- WRITTEN INSTRUCTION: Write the records below out again exactly as given, with no images.

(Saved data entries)
========================================

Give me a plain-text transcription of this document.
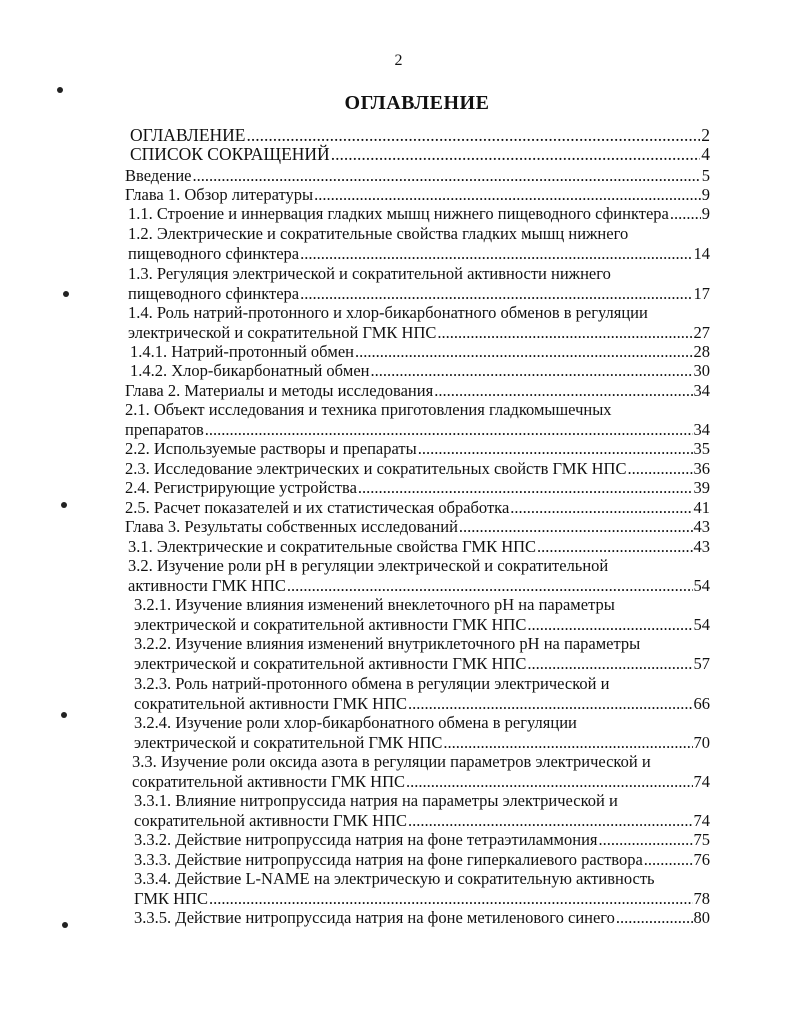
2
ОГЛАВЛЕНИЕ
ОГЛАВЛЕНИЕ .....	2
СПИСОК СОКРАЩЕНИЙ .....	4
Введение .....	5
Глава 1. Обзор литературы .....	9
1.1. Строение и иннервация гладких мышц нижнего пищеводного сфинктера ..... 9
1.2. Электрические и сократительные свойства гладких мышц нижнего
пищеводного сфинктера .....	14
1.3. Регуляция электрической и сократительной активности нижнего
пищеводного сфинктера .....	17
1.4. Роль натрий-протонного и хлор-бикарбонатного обменов в регуляции
электрической и сократительной ГМК НПС .....	27
1.4.1. Натрий-протонный обмен .....	28
1.4.2. Хлор-бикарбонатный обмен .....	30
Глава 2. Материалы и методы исследования .....	34
2.1. Объект исследования и техника приготовления гладкомышечных
препаратов .....	34
2.2. Используемые растворы и препараты .....	35
2.3. Исследование электрических и сократительных свойств ГМК НПС .....	36
2.4. Регистрирующие устройства .....	39
2.5. Расчет показателей и их статистическая обработка .....	41
Глава 3. Результаты собственных исследований .....	43
3.1. Электрические и сократительные свойства ГМК НПС .....	43
3.2. Изучение роли pH в регуляции электрической и сократительной
активности ГМК НПС .....	54
3.2.1. Изучение влияния изменений внеклеточного pH на параметры
электрической и сократительной активности ГМК НПС .....	54
3.2.2. Изучение влияния изменений внутриклеточного pH на параметры
электрической и сократительной активности ГМК НПС .....	57
3.2.3. Роль натрий-протонного обмена в регуляции электрической и
сократительной активности ГМК НПС .....	66
3.2.4. Изучение роли хлор-бикарбонатного обмена в регуляции
электрической и сократительной ГМК НПС .....	70
3.3. Изучение роли оксида азота в регуляции параметров электрической и
сократительной активности ГМК НПС .....	74
3.3.1. Влияние нитропруссида натрия на параметры электрической и
сократительной активности ГМК НПС .....	74
3.3.2. Действие нитропруссида натрия на фоне тетраэтиламмония .....	75
3.3.3. Действие нитропруссида натрия на фоне гиперкалиевого раствора .....	76
3.3.4. Действие L-NAME на электрическую и сократительную активность
ГМК НПС .....	78
3.3.5. Действие нитропруссида натрия на фоне метиленового синего .....	80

========================================

- WORKED ANSWER:
Give me a plain-text transcription of this document.
2
ОГЛАВЛЕНИЕ
ОГЛАВЛЕНИЕ .....	2
СПИСОК СОКРАЩЕНИЙ .....	4
Введение .....	5
Глава 1. Обзор литературы .....	9
1.1. Строение и иннервация гладких мышц нижнего пищеводного сфинктера ..... 9
1.2. Электрические и сократительные свойства гладких мышц нижнего
пищеводного сфинктера .....	14
1.3. Регуляция электрической и сократительной активности нижнего
пищеводного сфинктера .....	17
1.4. Роль натрий-протонного и хлор-бикарбонатного обменов в регуляции
электрической и сократительной ГМК НПС .....	27
1.4.1. Натрий-протонный обмен .....	28
1.4.2. Хлор-бикарбонатный обмен .....	30
Глава 2. Материалы и методы исследования .....	34
2.1. Объект исследования и техника приготовления гладкомышечных
препаратов .....	34
2.2. Используемые растворы и препараты .....	35
2.3. Исследование электрических и сократительных свойств ГМК НПС .....	36
2.4. Регистрирующие устройства .....	39
2.5. Расчет показателей и их статистическая обработка .....	41
Глава 3. Результаты собственных исследований .....	43
3.1. Электрические и сократительные свойства ГМК НПС .....	43
3.2. Изучение роли pH в регуляции электрической и сократительной
активности ГМК НПС .....	54
3.2.1. Изучение влияния изменений внеклеточного pH на параметры
электрической и сократительной активности ГМК НПС .....	54
3.2.2. Изучение влияния изменений внутриклеточного pH на параметры
электрической и сократительной активности ГМК НПС .....	57
3.2.3. Роль натрий-протонного обмена в регуляции электрической и
сократительной активности ГМК НПС .....	66
3.2.4. Изучение роли хлор-бикарбонатного обмена в регуляции
электрической и сократительной ГМК НПС .....	70
3.3. Изучение роли оксида азота в регуляции параметров электрической и
сократительной активности ГМК НПС .....	74
3.3.1. Влияние нитропруссида натрия на параметры электрической и
сократительной активности ГМК НПС .....	74
3.3.2. Действие нитропруссида натрия на фоне тетраэтиламмония .....	75
3.3.3. Действие нитропруссида натрия на фоне гиперкалиевого раствора .....	76
3.3.4. Действие L-NAME на электрическую и сократительную активность
ГМК НПС .....	78
3.3.5. Действие нитропруссида натрия на фоне метиленового синего .....	80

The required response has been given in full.